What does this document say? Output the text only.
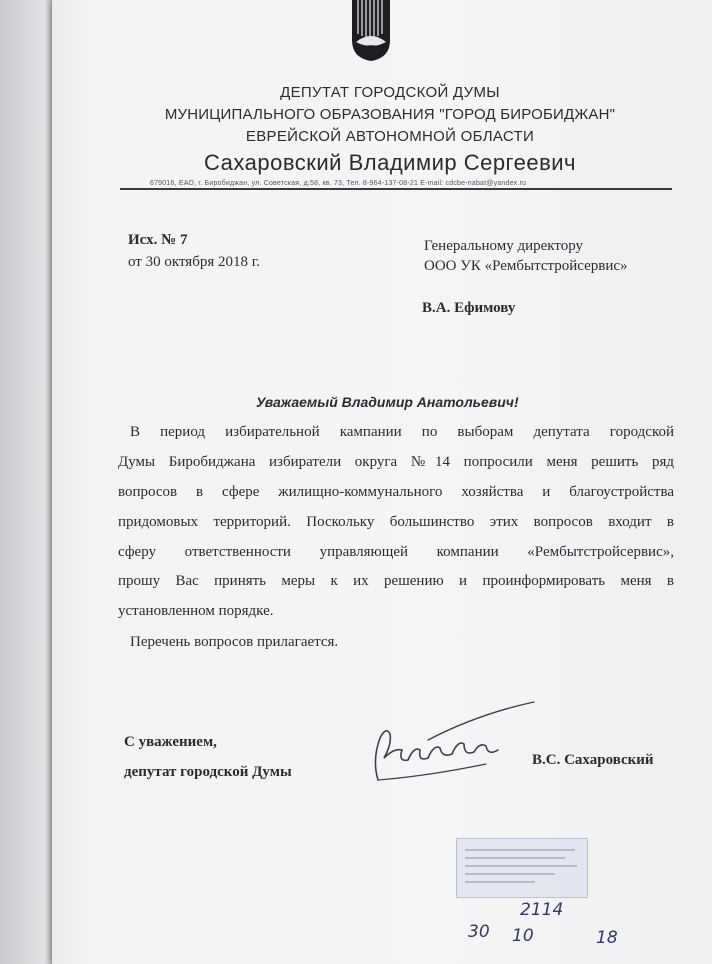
ДЕПУТАТ ГОРОДСКОЙ ДУМЫ
МУНИЦИПАЛЬНОГО ОБРАЗОВАНИЯ "ГОРОД БИРОБИДЖАН"
ЕВРЕЙСКОЙ АВТОНОМНОЙ ОБЛАСТИ
Сахаровский Владимир Сергеевич
679016, ЕАО, г. Биробиджан, ул. Советская, д.58, кв. 73, Тел. 8-964-137-08-21 E-mail: cdcbe-nabat@yandex.ru
Исх. № 7
от 30 октября 2018 г.
Генеральному директору
ООО УК «Рембытстройсервис»
В.А. Ефимову
Уважаемый Владимир Анатольевич!
В период избирательной кампании по выборам депутата городской
Думы Биробиджана избиратели округа №14 попросили меня решить ряд
вопросов в сфере жилищно-коммунального хозяйства и благоустройства
придомовых территорий. Поскольку большинство этих вопросов входит в
сферу ответственности управляющей компании «Рембытстройсервис»,
прошу Вас принять меры к их решению и проинформировать меня в
установленном порядке.
Перечень вопросов прилагается.
С уважением,
депутат городской Думы
В.С. Сахаровский
2114
30 10	18
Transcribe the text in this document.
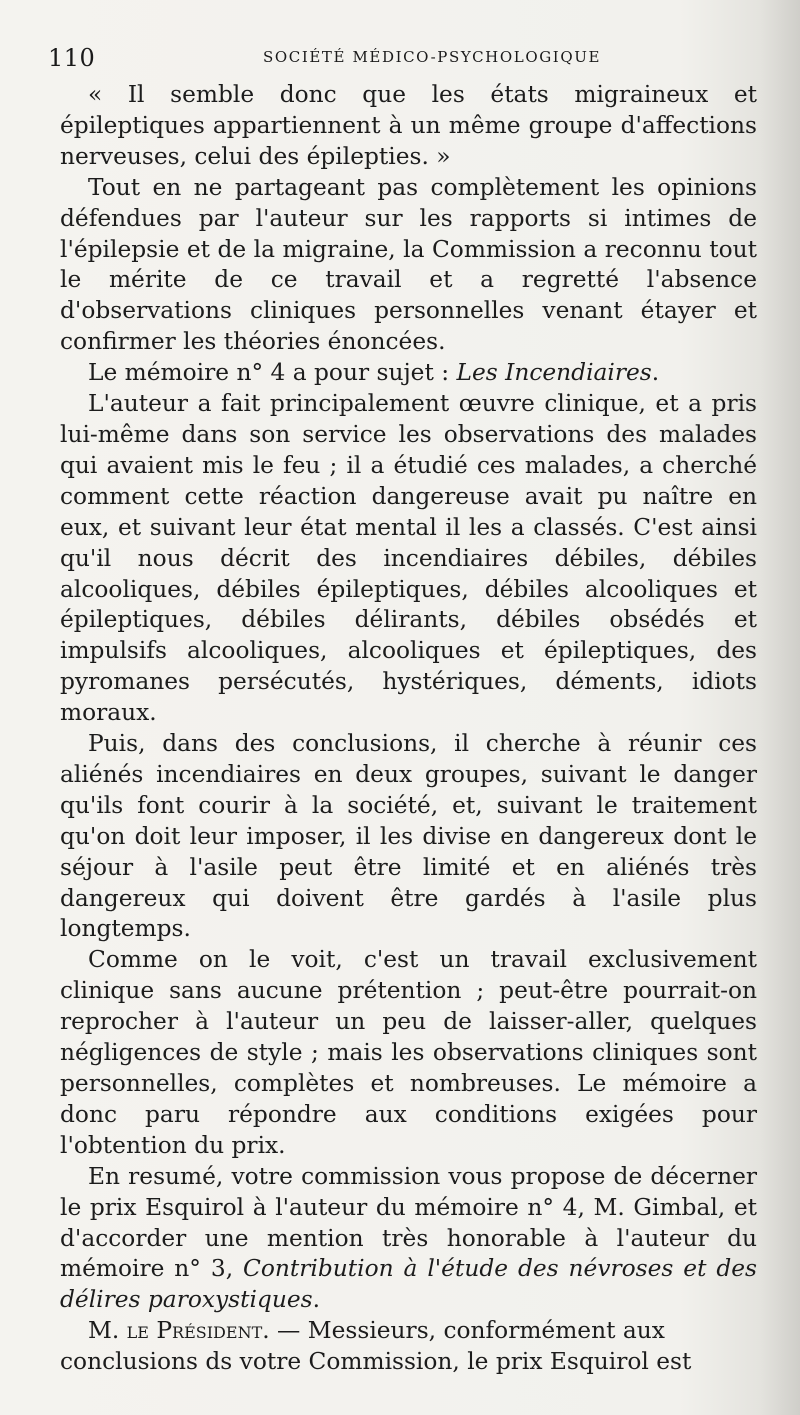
110	SOCIÉTÉ MÉDICO-PSYCHOLOGIQUE

« Il semble donc que les états migraineux et épileptiques appartiennent à un même groupe d'affections nerveuses, celui des épilepties. »

Tout en ne partageant pas complètement les opinions défendues par l'auteur sur les rapports si intimes de l'épilepsie et de la migraine, la Commission a reconnu tout le mérite de ce travail et a regretté l'absence d'observations cliniques personnelles venant étayer et confirmer les théories énoncées.

Le mémoire n° 4 a pour sujet : Les Incendiaires.

L'auteur a fait principalement œuvre clinique, et a pris lui-même dans son service les observations des malades qui avaient mis le feu ; il a étudié ces malades, a cherché comment cette réaction dangereuse avait pu naître en eux, et suivant leur état mental il les a classés. C'est ainsi qu'il nous décrit des incendiaires débiles, débiles alcooliques, débiles épileptiques, débiles alcooliques et épileptiques, débiles délirants, débiles obsédés et impulsifs alcooliques, alcooliques et épileptiques, des pyromanes persécutés, hystériques, déments, idiots moraux.

Puis, dans des conclusions, il cherche à réunir ces aliénés incendiaires en deux groupes, suivant le danger qu'ils font courir à la société, et, suivant le traitement qu'on doit leur imposer, il les divise en dangereux dont le séjour à l'asile peut être limité et en aliénés très dangereux qui doivent être gardés à l'asile plus longtemps.

Comme on le voit, c'est un travail exclusivement clinique sans aucune prétention ; peut-être pourrait-on reprocher à l'auteur un peu de laisser-aller, quelques négligences de style ; mais les observations cliniques sont personnelles, complètes et nombreuses. Le mémoire a donc paru répondre aux conditions exigées pour l'obtention du prix.

En resumé, votre commission vous propose de décerner le prix Esquirol à l'auteur du mémoire n° 4, M. Gimbal, et d'accorder une mention très honorable à l'auteur du mémoire n° 3, Contribution à l'étude des névroses et des délires paroxystiques.

M. le Président. — Messieurs, conformément aux conclusions ds votre Commission, le prix Esquirol est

○ ○ ○ ○ ○ ○ ○

• INSTRUCTION:
From the entries above, list each line with "pour" in it.

• RESULT FOR THIS TASK:
Le mémoire n° 4 a pour sujet : Les Incendiaires.
Comme on le voit, c'est un travail exclusivement clinique sans aucune prétention ; peut-être pourrait-on reprocher à l'auteur un peu de laisser-aller, quelques négligences de style ; mais les observations cliniques sont personnelles, complètes et nombreuses. Le mémoire a donc paru répondre aux conditions exigées pour l'obtention du prix.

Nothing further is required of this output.